(A block of data)
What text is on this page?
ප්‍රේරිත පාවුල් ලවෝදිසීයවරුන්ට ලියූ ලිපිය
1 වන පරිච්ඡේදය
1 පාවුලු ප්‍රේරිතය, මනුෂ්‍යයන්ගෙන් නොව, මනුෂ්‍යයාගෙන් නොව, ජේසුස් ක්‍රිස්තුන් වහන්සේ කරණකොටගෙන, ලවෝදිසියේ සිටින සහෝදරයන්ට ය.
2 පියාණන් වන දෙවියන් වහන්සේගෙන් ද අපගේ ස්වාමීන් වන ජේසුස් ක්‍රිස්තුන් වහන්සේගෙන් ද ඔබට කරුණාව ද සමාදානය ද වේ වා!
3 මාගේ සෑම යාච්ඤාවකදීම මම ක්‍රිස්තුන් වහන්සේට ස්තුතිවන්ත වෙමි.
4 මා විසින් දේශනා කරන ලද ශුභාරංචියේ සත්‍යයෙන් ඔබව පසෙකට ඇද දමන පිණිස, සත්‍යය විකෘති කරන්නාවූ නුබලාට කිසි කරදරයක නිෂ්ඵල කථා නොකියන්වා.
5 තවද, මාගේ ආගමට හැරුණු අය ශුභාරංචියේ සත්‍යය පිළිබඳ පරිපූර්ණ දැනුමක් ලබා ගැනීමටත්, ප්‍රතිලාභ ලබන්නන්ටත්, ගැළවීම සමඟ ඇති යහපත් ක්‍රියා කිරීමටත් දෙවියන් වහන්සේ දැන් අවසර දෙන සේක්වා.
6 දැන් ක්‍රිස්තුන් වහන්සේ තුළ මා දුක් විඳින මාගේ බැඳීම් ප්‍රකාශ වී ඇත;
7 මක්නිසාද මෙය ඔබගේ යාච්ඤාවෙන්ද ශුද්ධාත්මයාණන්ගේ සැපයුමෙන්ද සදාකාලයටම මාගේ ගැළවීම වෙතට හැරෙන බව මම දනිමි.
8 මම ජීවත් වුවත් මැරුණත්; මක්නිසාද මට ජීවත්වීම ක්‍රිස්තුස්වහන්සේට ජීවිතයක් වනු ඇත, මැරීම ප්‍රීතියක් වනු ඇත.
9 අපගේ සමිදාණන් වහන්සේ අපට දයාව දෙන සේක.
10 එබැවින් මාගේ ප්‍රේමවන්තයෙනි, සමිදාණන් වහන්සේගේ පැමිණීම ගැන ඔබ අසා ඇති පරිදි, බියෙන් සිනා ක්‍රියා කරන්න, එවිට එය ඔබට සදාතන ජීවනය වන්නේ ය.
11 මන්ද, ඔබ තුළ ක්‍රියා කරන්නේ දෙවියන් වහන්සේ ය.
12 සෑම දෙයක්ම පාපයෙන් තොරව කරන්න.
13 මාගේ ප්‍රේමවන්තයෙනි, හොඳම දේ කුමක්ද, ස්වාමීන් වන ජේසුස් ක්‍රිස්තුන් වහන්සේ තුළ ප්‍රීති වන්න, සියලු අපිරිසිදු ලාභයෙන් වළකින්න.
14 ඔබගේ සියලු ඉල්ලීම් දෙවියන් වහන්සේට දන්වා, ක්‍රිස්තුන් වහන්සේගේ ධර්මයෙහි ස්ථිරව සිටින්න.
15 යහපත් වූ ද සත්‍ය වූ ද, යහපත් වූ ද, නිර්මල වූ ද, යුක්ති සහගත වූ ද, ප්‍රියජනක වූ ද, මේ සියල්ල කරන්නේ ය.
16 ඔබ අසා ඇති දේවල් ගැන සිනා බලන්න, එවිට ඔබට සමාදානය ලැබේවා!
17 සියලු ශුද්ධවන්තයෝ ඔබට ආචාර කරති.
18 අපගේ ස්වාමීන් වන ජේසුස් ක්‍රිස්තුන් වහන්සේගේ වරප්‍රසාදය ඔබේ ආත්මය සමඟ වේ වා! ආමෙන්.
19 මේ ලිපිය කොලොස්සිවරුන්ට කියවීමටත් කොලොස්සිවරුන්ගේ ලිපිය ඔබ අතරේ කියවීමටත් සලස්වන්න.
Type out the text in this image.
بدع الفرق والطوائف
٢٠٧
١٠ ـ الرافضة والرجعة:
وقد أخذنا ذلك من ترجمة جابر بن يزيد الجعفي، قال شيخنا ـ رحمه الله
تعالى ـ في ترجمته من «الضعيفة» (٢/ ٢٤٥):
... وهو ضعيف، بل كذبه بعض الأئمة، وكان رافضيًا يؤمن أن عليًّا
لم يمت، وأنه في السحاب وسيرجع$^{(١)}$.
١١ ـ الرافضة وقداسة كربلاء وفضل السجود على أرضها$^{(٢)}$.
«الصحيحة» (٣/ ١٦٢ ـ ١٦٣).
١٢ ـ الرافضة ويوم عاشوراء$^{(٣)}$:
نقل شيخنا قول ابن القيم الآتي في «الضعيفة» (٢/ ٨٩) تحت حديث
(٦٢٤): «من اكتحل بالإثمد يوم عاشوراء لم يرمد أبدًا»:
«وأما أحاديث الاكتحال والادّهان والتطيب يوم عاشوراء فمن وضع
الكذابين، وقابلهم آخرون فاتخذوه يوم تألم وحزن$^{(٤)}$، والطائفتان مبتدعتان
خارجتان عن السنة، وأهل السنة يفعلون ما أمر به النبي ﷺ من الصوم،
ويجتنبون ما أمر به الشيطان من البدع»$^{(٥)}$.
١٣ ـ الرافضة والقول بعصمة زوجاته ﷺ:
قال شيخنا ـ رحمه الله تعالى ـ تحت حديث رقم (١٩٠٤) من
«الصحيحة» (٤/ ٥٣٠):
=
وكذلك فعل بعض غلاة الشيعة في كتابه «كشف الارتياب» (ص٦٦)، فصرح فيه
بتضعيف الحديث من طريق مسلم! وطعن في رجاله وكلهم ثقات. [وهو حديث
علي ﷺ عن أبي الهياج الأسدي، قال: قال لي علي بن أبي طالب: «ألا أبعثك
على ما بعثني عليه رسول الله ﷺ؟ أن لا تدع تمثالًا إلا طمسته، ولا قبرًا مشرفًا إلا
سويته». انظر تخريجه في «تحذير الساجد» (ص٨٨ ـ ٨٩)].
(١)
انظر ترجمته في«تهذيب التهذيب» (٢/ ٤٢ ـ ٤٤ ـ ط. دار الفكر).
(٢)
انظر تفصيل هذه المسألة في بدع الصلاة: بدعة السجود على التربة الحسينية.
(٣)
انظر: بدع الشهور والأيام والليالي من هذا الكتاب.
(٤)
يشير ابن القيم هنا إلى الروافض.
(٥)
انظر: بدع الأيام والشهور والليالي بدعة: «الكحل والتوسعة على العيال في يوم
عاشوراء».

● **TASK GOAL**:
Looking at the material above, count the lines that hold "والليالي" and give the total alone.

● **SOLVED PROBLEM**:
2